WHAT THE EXERCISE ASKS
Output all the entries word for word. Omit the pictures.

DATA TO PROCESS

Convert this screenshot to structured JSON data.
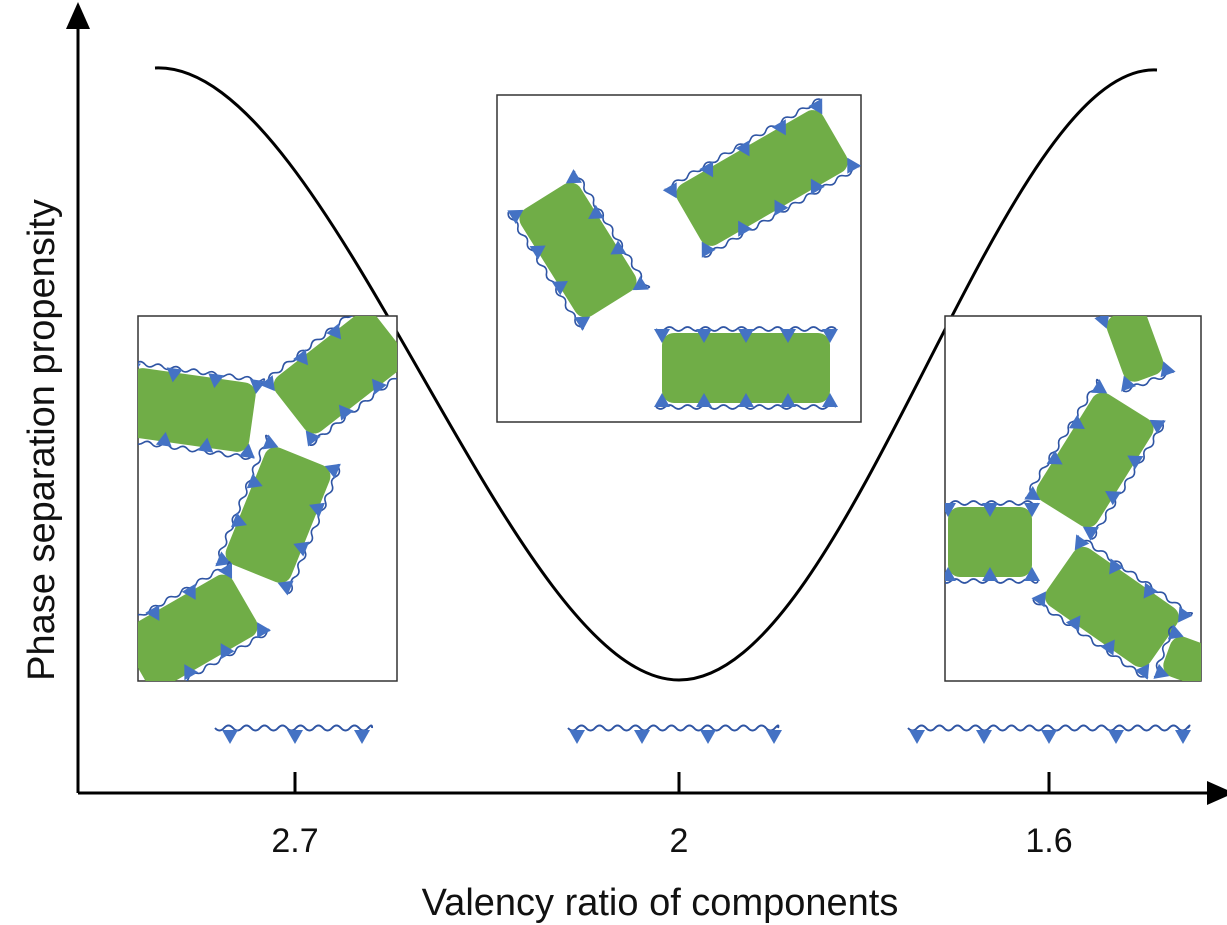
{
  "y_axis": {
    "label": "Phase separation propensity"
  },
  "x_axis": {
    "label": "Valency ratio of components",
    "ticks": [
      "2.7",
      "2",
      "1.6"
    ]
  }
}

SOLUTION FOR THIS PROBLEM
Convert this screenshot to structured JSON data.
{
  "y_axis": {
    "label": "Phase separation propensity"
  },
  "x_axis": {
    "label": "Valency ratio of components",
    "ticks": [
      "2.7",
      "2",
      "1.6"
    ]
  }
}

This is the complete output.